* **WHAT THIS TASK INVOLVES**
Go through the records and show each line where the word "name" occurs.

-- MATERIAL PROVIDED start --

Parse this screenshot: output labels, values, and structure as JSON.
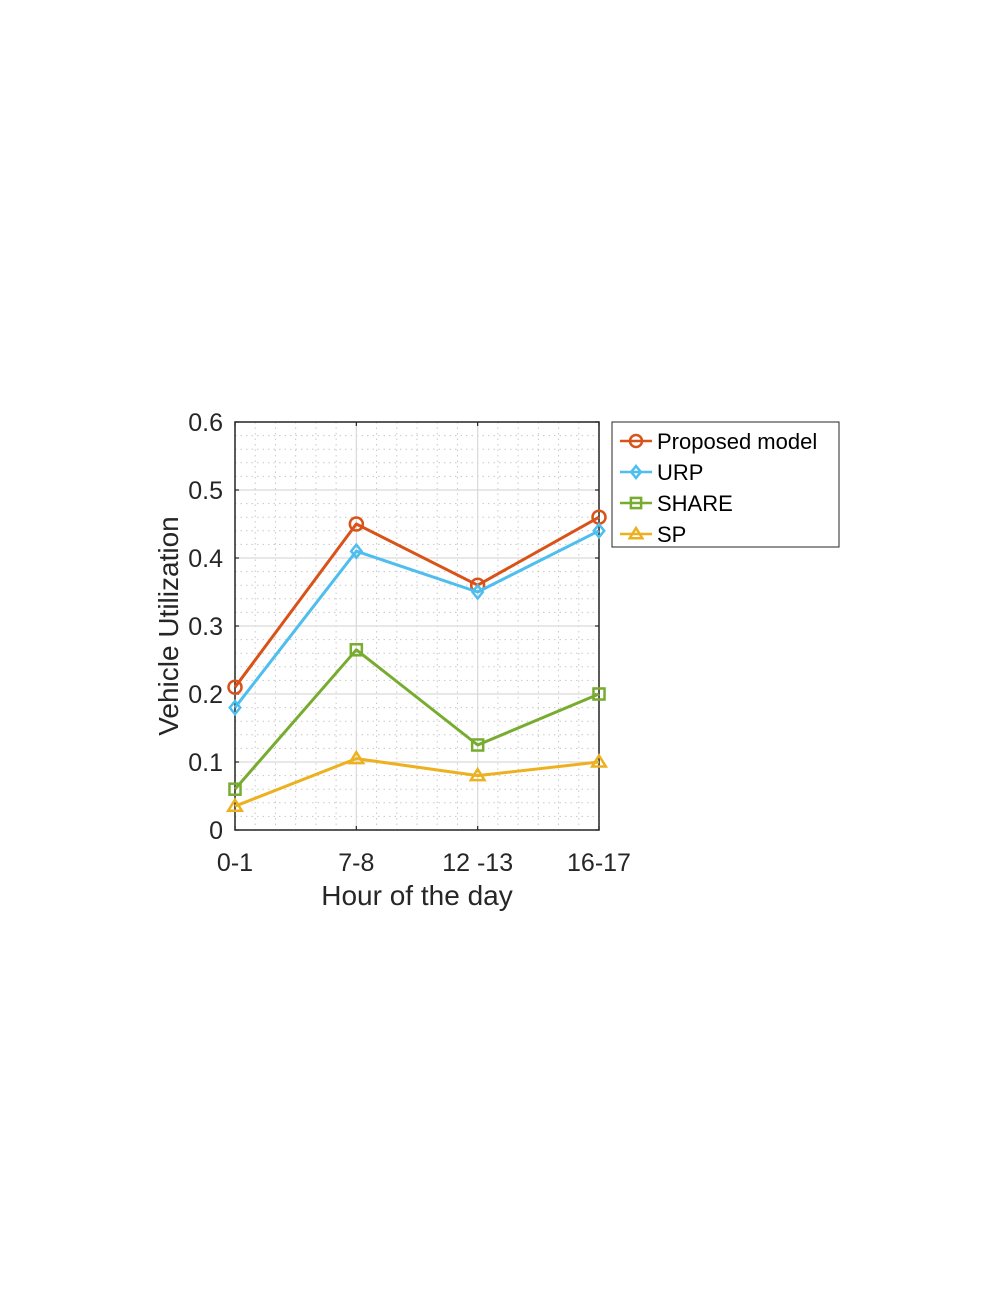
{
  "chart_data": {
    "type": "line",
    "categories": [
      "0-1",
      "7-8",
      "12 -13",
      "16-17"
    ],
    "xlabel": "Hour of the day",
    "ylabel": "Vehicle Utilization",
    "ylim": [
      0,
      0.6
    ],
    "yticks": [
      0,
      0.1,
      0.2,
      0.3,
      0.4,
      0.5,
      0.6
    ],
    "ytick_labels": [
      "0",
      "0.1",
      "0.2",
      "0.3",
      "0.4",
      "0.5",
      "0.6"
    ],
    "grid": true,
    "minor_grid": true,
    "legend_position": "outside-top-right",
    "series": [
      {
        "name": "Proposed model",
        "values": [
          0.21,
          0.45,
          0.36,
          0.46
        ],
        "color": "#D95319",
        "marker": "circle"
      },
      {
        "name": "URP",
        "values": [
          0.18,
          0.41,
          0.35,
          0.44
        ],
        "color": "#4DBEEE",
        "marker": "diamond"
      },
      {
        "name": "SHARE",
        "values": [
          0.06,
          0.265,
          0.125,
          0.2
        ],
        "color": "#77AC30",
        "marker": "square"
      },
      {
        "name": "SP",
        "values": [
          0.035,
          0.105,
          0.08,
          0.1
        ],
        "color": "#EDB120",
        "marker": "triangle"
      }
    ]
  }
}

-- MATERIAL PROVIDED end --

* **EXERCISE RESPONSE**
        "name": "Proposed model",
        "name": "URP",
        "name": "SHARE",
        "name": "SP",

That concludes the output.